→ Requirements
Copy out the lines that have "Target" in them.

** start of Exercise material **

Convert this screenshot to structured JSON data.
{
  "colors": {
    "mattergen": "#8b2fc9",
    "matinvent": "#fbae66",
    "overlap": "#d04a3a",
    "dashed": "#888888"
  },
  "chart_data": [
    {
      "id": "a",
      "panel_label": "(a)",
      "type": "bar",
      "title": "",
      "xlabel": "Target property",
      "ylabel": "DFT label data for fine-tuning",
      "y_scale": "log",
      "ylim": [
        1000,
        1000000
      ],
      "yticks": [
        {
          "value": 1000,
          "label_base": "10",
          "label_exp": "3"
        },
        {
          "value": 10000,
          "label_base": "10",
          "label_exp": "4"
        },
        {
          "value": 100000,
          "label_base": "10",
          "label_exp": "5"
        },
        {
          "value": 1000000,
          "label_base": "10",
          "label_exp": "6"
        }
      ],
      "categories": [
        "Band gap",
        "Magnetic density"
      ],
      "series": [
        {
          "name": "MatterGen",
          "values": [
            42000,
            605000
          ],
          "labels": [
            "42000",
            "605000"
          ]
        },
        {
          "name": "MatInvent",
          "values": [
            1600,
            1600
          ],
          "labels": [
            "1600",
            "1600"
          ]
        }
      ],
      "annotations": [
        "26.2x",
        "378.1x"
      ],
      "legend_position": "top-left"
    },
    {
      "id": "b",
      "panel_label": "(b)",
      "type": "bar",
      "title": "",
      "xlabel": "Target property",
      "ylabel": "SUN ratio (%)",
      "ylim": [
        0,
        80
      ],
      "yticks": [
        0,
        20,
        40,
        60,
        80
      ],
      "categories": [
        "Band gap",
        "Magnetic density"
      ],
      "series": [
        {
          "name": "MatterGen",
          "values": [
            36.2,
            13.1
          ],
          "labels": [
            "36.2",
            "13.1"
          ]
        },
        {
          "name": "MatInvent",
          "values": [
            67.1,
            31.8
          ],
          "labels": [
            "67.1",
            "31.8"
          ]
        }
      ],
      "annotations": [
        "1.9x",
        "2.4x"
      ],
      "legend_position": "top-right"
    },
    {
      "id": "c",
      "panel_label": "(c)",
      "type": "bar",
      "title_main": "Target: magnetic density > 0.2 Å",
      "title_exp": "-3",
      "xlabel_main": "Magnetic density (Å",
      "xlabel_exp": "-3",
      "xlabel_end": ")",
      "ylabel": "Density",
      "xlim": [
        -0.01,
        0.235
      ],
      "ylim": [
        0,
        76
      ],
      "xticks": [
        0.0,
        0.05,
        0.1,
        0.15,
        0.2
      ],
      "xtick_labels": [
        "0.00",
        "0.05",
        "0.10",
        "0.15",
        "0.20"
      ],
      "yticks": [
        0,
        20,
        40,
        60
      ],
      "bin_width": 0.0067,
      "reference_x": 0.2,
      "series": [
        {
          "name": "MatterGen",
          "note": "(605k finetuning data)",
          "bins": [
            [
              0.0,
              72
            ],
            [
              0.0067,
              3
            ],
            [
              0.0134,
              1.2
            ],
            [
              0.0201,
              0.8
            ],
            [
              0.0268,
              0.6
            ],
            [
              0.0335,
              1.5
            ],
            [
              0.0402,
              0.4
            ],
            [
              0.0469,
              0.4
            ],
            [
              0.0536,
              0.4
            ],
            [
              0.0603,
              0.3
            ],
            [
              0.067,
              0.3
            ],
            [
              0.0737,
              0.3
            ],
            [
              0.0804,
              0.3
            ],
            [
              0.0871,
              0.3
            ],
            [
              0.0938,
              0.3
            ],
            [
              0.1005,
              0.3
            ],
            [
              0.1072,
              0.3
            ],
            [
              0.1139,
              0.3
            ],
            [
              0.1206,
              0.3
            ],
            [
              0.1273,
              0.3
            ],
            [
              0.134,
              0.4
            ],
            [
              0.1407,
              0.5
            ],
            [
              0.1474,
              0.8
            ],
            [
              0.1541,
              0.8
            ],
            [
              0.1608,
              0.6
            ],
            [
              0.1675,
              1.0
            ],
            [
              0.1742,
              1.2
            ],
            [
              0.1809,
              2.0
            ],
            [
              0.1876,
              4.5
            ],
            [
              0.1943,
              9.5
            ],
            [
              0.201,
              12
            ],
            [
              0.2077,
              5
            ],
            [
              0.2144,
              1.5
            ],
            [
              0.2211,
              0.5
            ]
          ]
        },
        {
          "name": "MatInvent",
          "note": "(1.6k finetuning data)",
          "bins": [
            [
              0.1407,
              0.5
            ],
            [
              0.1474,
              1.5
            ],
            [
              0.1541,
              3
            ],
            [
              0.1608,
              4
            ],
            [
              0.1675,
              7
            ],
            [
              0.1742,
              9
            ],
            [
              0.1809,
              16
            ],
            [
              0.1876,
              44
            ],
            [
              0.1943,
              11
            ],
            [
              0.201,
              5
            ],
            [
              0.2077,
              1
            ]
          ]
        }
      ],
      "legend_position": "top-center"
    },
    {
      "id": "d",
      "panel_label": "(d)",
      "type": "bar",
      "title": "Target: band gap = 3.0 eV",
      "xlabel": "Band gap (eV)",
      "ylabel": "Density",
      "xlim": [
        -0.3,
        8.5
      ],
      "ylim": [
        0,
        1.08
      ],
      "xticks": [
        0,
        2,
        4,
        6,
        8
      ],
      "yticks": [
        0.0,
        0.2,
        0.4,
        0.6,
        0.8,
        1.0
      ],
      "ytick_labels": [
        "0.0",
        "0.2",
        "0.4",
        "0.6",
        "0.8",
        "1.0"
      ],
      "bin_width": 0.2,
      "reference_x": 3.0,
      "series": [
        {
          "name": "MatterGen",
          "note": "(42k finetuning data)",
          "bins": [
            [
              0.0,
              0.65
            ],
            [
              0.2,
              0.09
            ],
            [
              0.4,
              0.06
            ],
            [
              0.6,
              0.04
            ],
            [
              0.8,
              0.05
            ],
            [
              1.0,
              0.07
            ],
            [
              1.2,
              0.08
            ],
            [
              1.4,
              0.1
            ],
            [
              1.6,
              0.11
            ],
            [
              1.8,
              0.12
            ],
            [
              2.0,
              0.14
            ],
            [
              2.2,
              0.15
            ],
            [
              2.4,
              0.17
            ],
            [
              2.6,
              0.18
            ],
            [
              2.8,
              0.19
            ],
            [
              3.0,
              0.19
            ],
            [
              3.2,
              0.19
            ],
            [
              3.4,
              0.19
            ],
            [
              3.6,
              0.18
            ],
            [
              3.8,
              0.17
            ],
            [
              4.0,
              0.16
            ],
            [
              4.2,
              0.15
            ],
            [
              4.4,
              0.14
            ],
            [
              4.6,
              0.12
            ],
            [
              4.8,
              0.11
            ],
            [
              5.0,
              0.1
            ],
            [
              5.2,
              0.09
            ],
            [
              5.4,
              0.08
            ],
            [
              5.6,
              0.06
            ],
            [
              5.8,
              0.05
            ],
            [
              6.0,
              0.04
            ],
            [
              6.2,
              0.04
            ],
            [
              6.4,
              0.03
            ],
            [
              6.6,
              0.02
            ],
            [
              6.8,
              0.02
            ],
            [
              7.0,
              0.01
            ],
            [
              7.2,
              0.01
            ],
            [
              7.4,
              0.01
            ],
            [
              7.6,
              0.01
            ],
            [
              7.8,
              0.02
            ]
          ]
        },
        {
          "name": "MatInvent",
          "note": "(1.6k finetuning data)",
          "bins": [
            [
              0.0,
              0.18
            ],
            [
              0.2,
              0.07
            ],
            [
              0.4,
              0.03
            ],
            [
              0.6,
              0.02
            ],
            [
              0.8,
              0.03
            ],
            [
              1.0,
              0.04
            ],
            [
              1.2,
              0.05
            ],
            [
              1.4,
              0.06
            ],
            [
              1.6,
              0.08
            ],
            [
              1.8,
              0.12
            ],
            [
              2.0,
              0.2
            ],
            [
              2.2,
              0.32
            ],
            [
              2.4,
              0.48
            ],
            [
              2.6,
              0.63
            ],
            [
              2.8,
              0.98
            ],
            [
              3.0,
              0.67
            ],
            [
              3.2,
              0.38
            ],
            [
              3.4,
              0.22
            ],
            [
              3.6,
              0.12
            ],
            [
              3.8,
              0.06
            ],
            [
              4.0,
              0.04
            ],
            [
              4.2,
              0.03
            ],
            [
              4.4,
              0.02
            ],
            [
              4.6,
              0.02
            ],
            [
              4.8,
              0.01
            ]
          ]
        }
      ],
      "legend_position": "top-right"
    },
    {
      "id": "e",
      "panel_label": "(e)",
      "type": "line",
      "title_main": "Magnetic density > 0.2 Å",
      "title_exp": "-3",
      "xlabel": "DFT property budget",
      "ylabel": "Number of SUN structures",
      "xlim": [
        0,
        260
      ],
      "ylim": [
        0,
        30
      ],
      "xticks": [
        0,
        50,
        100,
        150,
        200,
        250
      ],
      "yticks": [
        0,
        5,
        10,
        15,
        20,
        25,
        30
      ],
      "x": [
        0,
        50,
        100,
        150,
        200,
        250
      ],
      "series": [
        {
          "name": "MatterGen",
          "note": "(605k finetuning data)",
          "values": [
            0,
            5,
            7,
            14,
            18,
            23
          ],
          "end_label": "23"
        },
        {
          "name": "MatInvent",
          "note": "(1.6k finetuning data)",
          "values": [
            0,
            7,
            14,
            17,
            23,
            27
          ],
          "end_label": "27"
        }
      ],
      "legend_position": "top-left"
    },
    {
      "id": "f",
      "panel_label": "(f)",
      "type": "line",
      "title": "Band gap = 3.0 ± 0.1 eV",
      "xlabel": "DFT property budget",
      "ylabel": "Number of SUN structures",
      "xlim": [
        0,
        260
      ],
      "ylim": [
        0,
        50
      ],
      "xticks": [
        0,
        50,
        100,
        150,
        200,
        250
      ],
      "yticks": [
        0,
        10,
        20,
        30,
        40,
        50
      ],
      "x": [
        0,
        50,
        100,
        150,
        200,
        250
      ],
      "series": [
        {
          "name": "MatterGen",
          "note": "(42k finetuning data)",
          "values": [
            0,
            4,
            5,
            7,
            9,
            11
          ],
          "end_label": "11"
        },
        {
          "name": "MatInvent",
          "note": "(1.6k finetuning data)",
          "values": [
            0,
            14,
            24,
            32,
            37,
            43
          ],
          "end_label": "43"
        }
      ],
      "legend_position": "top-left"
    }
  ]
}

** end of Exercise material **

→ Reply
      "xlabel": "Target property",
      "xlabel": "Target property",
      "title_main": "Target: magnetic density > 0.2 Å",
      "title": "Target: band gap = 3.0 eV",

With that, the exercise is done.